_Source data_:
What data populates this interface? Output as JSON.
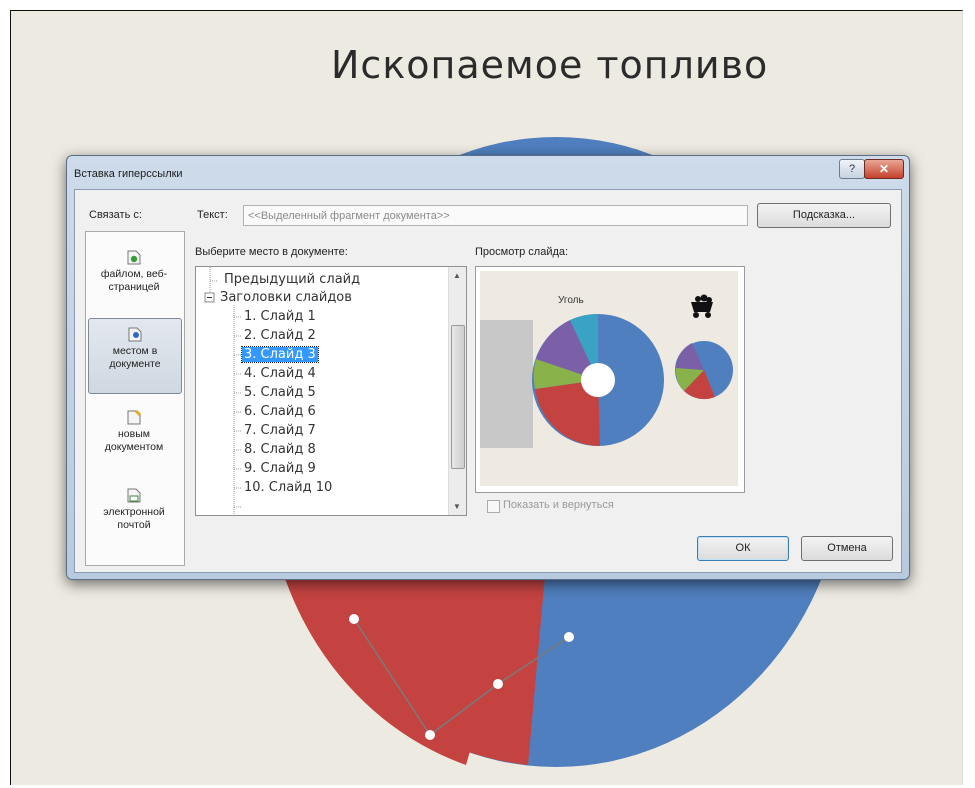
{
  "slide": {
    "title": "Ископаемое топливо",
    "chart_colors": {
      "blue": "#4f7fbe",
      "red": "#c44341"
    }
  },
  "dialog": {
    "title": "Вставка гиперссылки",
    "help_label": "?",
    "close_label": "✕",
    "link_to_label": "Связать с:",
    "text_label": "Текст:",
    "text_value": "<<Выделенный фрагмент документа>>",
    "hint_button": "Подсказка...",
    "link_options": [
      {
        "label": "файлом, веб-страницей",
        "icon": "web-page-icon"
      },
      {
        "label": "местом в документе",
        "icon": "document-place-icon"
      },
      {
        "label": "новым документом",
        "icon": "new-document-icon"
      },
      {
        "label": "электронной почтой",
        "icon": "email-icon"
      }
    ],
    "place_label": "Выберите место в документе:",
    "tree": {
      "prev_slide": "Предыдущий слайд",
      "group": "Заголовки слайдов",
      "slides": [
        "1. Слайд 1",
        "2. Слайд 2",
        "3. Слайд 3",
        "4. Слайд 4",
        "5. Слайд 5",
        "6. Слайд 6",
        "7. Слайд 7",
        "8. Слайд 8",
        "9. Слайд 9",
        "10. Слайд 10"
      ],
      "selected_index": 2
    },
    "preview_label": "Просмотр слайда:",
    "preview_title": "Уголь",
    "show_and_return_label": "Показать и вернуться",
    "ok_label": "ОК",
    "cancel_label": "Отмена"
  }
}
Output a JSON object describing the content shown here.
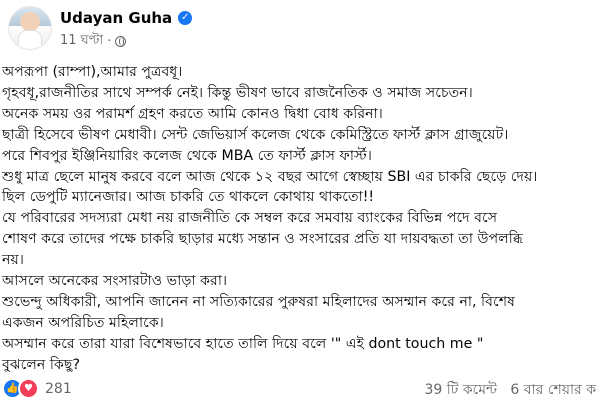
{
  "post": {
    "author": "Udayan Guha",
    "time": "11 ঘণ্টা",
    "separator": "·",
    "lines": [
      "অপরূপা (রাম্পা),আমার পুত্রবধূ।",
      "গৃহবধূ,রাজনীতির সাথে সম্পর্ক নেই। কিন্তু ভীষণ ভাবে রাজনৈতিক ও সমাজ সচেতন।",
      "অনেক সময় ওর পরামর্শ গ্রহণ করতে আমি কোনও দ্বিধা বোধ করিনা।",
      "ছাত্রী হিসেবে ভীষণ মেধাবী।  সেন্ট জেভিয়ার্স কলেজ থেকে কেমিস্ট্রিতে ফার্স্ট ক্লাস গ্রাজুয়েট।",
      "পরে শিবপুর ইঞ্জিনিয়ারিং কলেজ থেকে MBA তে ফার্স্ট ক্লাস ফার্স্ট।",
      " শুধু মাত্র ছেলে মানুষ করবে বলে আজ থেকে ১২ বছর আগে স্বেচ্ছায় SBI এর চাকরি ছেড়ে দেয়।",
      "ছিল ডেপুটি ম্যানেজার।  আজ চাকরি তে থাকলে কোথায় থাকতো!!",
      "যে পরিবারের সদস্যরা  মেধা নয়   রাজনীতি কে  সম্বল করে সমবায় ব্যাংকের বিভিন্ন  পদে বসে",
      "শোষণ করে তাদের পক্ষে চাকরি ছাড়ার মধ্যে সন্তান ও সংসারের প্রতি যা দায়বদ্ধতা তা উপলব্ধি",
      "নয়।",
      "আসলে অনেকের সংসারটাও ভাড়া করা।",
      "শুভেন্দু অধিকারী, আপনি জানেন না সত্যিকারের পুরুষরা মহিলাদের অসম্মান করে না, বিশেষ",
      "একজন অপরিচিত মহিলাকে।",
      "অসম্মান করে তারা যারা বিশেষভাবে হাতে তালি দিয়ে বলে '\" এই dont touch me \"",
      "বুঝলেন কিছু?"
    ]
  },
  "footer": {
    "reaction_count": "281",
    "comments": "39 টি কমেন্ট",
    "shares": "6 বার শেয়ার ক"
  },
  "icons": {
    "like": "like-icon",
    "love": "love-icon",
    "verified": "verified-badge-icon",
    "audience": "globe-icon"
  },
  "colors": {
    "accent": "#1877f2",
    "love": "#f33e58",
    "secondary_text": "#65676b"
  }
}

_The task_:
In your copy, leave out the pictures and reproduce the material above exactly.

_Exercise response_:
What data populates this interface? Output as JSON.
{
  "slide": {
    "title": "Ископаемое топливо",
    "chart_colors": {
      "blue": "#4f7fbe",
      "red": "#c44341"
    }
  },
  "dialog": {
    "title": "Вставка гиперссылки",
    "help_label": "?",
    "close_label": "✕",
    "link_to_label": "Связать с:",
    "text_label": "Текст:",
    "text_value": "<<Выделенный фрагмент документа>>",
    "hint_button": "Подсказка...",
    "link_options": [
      {
        "label": "файлом, веб-страницей",
        "icon": "web-page-icon"
      },
      {
        "label": "местом в документе",
        "icon": "document-place-icon"
      },
      {
        "label": "новым документом",
        "icon": "new-document-icon"
      },
      {
        "label": "электронной почтой",
        "icon": "email-icon"
      }
    ],
    "place_label": "Выберите место в документе:",
    "tree": {
      "prev_slide": "Предыдущий слайд",
      "group": "Заголовки слайдов",
      "slides": [
        "1. Слайд 1",
        "2. Слайд 2",
        "3. Слайд 3",
        "4. Слайд 4",
        "5. Слайд 5",
        "6. Слайд 6",
        "7. Слайд 7",
        "8. Слайд 8",
        "9. Слайд 9",
        "10. Слайд 10"
      ],
      "selected_index": 2
    },
    "preview_label": "Просмотр слайда:",
    "preview_title": "Уголь",
    "show_and_return_label": "Показать и вернуться",
    "ok_label": "ОК",
    "cancel_label": "Отмена"
  }
}
Output a JSON object describing the content shown here.
{
  "post": {
    "author": "Udayan Guha",
    "time": "11 ঘণ্টা",
    "separator": "·",
    "lines": [
      "অপরূপা (রাম্পা),আমার পুত্রবধূ।",
      "গৃহবধূ,রাজনীতির সাথে সম্পর্ক নেই। কিন্তু ভীষণ ভাবে রাজনৈতিক ও সমাজ সচেতন।",
      "অনেক সময় ওর পরামর্শ গ্রহণ করতে আমি কোনও দ্বিধা বোধ করিনা।",
      "ছাত্রী হিসেবে ভীষণ মেধাবী।  সেন্ট জেভিয়ার্স কলেজ থেকে কেমিস্ট্রিতে ফার্স্ট ক্লাস গ্রাজুয়েট।",
      "পরে শিবপুর ইঞ্জিনিয়ারিং কলেজ থেকে MBA তে ফার্স্ট ক্লাস ফার্স্ট।",
      " শুধু মাত্র ছেলে মানুষ করবে বলে আজ থেকে ১২ বছর আগে স্বেচ্ছায় SBI এর চাকরি ছেড়ে দেয়।",
      "ছিল ডেপুটি ম্যানেজার।  আজ চাকরি তে থাকলে কোথায় থাকতো!!",
      "যে পরিবারের সদস্যরা  মেধা নয়   রাজনীতি কে  সম্বল করে সমবায় ব্যাংকের বিভিন্ন  পদে বসে",
      "শোষণ করে তাদের পক্ষে চাকরি ছাড়ার মধ্যে সন্তান ও সংসারের প্রতি যা দায়বদ্ধতা তা উপলব্ধি",
      "নয়।",
      "আসলে অনেকের সংসারটাও ভাড়া করা।",
      "শুভেন্দু অধিকারী, আপনি জানেন না সত্যিকারের পুরুষরা মহিলাদের অসম্মান করে না, বিশেষ",
      "একজন অপরিচিত মহিলাকে।",
      "অসম্মান করে তারা যারা বিশেষভাবে হাতে তালি দিয়ে বলে '\" এই dont touch me \"",
      "বুঝলেন কিছু?"
    ]
  },
  "footer": {
    "reaction_count": "281",
    "comments": "39 টি কমেন্ট",
    "shares": "6 বার শেয়ার ক"
  },
  "icons": {
    "like": "like-icon",
    "love": "love-icon",
    "verified": "verified-badge-icon",
    "audience": "globe-icon"
  },
  "colors": {
    "accent": "#1877f2",
    "love": "#f33e58",
    "secondary_text": "#65676b"
  }
}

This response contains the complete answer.